===== Input data =====
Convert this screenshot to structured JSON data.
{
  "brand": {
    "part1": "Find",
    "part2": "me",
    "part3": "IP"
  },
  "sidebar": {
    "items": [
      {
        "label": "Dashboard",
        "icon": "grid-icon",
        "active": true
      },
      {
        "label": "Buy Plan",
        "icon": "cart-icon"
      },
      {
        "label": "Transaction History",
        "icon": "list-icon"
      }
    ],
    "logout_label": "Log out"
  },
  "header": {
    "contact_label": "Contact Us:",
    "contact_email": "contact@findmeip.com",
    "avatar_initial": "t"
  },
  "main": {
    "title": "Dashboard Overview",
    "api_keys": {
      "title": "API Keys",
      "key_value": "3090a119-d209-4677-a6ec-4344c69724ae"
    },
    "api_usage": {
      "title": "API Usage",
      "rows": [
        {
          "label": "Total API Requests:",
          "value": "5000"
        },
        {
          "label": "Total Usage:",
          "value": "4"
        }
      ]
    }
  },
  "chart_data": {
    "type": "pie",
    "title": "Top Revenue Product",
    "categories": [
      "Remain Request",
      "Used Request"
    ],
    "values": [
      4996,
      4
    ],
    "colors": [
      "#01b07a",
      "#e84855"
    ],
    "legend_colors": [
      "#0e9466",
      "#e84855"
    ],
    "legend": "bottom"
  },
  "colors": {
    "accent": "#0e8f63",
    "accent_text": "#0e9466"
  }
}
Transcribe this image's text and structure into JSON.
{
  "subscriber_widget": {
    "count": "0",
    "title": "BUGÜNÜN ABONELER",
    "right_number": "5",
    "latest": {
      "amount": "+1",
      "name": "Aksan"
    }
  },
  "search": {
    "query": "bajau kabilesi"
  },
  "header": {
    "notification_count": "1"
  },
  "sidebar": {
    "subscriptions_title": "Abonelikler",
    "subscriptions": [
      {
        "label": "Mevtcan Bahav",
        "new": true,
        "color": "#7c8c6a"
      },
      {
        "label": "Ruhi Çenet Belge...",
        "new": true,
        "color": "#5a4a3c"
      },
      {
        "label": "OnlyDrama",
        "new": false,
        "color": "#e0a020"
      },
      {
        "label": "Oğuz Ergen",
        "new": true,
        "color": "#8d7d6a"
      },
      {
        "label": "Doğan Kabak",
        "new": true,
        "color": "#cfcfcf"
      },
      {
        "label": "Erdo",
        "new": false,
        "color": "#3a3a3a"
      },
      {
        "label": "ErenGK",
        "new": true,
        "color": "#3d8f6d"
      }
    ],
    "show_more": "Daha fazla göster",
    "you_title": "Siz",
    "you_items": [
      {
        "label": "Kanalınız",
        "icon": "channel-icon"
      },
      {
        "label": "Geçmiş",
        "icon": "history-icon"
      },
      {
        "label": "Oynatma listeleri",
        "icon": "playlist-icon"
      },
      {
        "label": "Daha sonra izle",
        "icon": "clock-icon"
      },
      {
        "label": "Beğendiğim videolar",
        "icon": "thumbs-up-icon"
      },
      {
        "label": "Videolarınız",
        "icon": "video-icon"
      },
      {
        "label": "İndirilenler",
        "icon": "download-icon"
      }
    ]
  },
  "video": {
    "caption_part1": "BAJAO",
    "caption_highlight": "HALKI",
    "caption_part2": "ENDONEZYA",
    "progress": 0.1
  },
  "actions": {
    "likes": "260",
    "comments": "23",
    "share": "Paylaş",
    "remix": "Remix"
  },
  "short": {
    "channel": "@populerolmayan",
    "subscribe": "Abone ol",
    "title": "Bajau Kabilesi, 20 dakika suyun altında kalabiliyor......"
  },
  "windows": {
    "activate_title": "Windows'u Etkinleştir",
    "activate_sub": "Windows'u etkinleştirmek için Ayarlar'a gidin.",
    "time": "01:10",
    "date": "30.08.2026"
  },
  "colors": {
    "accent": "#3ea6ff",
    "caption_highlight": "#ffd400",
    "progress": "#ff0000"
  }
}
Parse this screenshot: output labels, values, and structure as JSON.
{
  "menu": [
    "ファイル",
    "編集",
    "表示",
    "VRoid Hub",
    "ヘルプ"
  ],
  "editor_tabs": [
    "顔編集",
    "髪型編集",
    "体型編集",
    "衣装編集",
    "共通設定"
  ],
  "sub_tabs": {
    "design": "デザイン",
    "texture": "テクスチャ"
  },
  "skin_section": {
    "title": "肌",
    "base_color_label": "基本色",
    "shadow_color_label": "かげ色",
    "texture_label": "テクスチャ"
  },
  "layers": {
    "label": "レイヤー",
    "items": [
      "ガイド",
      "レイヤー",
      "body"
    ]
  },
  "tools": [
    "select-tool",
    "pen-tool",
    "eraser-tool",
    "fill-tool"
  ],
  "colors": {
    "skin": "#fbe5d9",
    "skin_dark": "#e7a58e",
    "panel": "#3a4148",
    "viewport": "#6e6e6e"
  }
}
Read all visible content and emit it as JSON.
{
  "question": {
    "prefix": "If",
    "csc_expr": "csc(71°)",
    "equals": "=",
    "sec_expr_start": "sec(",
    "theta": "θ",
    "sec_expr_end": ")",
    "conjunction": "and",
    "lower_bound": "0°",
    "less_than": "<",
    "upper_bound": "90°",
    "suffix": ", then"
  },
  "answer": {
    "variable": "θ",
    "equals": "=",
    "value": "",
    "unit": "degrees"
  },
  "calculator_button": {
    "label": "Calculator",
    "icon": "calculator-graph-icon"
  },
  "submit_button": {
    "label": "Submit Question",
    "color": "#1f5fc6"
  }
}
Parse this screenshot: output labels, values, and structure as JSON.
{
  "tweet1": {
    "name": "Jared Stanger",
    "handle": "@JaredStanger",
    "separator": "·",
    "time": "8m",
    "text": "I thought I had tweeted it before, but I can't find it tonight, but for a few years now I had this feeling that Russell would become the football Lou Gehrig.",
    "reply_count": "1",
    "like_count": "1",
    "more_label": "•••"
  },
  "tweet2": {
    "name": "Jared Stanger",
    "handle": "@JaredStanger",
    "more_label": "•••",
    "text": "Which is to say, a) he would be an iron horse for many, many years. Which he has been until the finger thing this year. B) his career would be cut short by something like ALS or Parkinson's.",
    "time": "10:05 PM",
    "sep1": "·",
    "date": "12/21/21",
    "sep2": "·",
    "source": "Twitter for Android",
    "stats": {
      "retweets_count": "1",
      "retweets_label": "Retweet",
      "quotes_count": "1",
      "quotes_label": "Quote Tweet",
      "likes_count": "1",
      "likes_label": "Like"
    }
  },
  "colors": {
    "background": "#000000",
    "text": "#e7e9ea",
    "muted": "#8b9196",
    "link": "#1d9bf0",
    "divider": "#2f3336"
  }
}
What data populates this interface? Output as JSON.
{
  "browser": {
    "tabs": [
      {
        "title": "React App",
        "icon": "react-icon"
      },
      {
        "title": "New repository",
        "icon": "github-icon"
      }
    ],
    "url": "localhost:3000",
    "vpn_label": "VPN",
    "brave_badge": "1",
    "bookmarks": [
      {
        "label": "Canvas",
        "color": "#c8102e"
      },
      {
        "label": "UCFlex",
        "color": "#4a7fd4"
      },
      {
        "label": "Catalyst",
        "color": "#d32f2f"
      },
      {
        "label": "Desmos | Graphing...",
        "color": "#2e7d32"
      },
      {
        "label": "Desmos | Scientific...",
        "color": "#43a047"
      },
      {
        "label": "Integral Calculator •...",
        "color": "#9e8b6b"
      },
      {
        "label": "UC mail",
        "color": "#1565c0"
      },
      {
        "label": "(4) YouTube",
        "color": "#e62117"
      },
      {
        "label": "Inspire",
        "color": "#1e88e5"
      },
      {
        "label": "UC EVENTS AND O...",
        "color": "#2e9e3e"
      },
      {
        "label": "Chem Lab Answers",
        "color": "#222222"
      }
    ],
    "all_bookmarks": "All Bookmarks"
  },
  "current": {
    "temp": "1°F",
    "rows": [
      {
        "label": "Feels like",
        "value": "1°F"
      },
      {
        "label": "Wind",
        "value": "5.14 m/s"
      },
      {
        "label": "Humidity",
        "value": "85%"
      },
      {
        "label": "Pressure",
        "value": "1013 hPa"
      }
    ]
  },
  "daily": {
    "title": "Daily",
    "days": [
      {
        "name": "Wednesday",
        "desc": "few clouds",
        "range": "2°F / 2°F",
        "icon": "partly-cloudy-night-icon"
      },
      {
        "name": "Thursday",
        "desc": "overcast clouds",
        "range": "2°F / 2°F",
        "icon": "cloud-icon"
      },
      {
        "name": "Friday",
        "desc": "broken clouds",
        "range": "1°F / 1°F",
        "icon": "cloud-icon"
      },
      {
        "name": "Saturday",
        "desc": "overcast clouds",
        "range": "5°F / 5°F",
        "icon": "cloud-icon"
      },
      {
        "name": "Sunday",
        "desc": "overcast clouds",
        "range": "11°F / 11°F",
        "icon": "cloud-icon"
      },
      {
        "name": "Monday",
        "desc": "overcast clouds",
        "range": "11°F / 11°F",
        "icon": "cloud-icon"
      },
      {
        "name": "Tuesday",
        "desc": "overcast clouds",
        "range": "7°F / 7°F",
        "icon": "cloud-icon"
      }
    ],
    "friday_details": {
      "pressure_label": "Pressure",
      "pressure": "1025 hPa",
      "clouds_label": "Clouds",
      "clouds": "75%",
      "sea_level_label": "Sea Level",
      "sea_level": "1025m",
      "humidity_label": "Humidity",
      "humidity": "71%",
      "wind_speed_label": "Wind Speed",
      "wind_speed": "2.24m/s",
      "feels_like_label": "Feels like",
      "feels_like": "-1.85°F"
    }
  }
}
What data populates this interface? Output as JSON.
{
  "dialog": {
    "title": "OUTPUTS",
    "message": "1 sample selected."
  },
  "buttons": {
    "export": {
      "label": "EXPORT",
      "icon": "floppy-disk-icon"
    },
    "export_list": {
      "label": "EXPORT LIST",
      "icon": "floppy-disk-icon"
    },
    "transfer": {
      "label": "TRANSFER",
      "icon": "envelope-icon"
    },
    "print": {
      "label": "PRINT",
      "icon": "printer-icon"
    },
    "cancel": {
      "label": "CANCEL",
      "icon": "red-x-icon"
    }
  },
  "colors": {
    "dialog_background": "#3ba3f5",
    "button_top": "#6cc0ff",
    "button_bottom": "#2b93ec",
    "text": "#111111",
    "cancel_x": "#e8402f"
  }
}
=====
* **What this task involves**: From the listing, copy every line where the string "name" appears.

* **Right answer**:
      "name": "Aksan"
    "name": "Jared Stanger",
    "name": "Jared Stanger",
        "name": "Wednesday",
        "name": "Thursday",
        "name": "Friday",
        "name": "Saturday",
        "name": "Sunday",
        "name": "Monday",
        "name": "Tuesday",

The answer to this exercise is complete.